GIVEN REQUEST: Copy the listing below line for line, with no changes, and omit the pictures.

INFORMATION SUPPLIED:

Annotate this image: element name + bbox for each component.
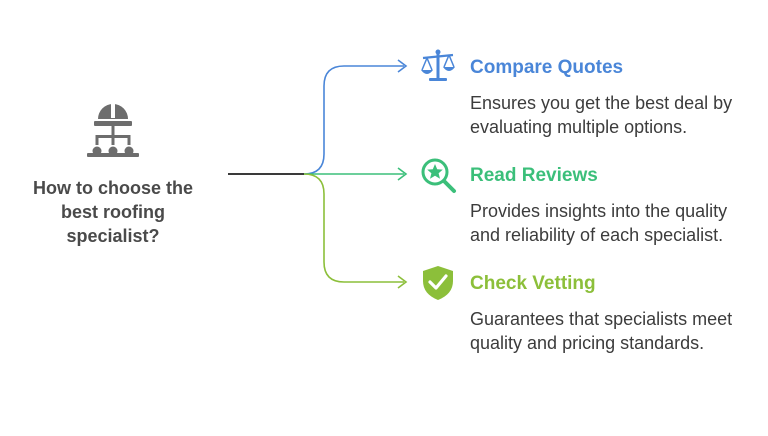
shield-check-icon <box>423 266 453 300</box>
scale-icon <box>421 49 455 81</box>
branch-arrowhead-compare-quotes <box>397 59 408 73</box>
magnifier-star-icon <box>421 158 456 193</box>
root-title: How to choose the best roofing specialis… <box>32 178 193 246</box>
item-title-compare-quotes: Compare Quotes <box>470 57 624 78</box>
branch-arrowhead-read-reviews <box>397 167 408 181</box>
item-title-read-reviews: Read Reviews <box>470 165 598 186</box>
item-description-check-vetting: Guarantees that specialists meet quality… <box>470 309 733 353</box>
branch-arrowhead-check-vetting <box>397 275 408 289</box>
hierarchy-helmet-icon <box>87 103 139 157</box>
root-node: How to choose the best roofing specialis… <box>18 100 208 248</box>
branch-line-check-vetting <box>303 173 404 283</box>
item-description-compare-quotes: Ensures you get the best deal by evaluat… <box>470 93 733 137</box>
item-description-read-reviews: Provides insights into the quality and r… <box>470 201 728 245</box>
item-title-check-vetting: Check Vetting <box>470 273 596 294</box>
branch-line-compare-quotes <box>303 65 404 175</box>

SOLUTION TO THIS TASK:
Annotate this image: element name + bbox for each component.
shield-check-icon <box>423 266 453 300</box>
scale-icon <box>421 49 455 81</box>
branch-arrowhead-compare-quotes <box>397 59 408 73</box>
magnifier-star-icon <box>421 158 456 193</box>
root-title: How to choose the best roofing specialis… <box>32 178 193 246</box>
item-title-compare-quotes: Compare Quotes <box>470 57 624 78</box>
branch-arrowhead-read-reviews <box>397 167 408 181</box>
item-title-read-reviews: Read Reviews <box>470 165 598 186</box>
item-description-check-vetting: Guarantees that specialists meet quality… <box>470 309 733 353</box>
branch-arrowhead-check-vetting <box>397 275 408 289</box>
hierarchy-helmet-icon <box>87 103 139 157</box>
root-node: How to choose the best roofing specialis… <box>18 100 208 248</box>
branch-line-check-vetting <box>303 173 404 283</box>
item-description-compare-quotes: Ensures you get the best deal by evaluat… <box>470 93 733 137</box>
item-description-read-reviews: Provides insights into the quality and r… <box>470 201 728 245</box>
item-title-check-vetting: Check Vetting <box>470 273 596 294</box>
branch-line-compare-quotes <box>303 65 404 175</box>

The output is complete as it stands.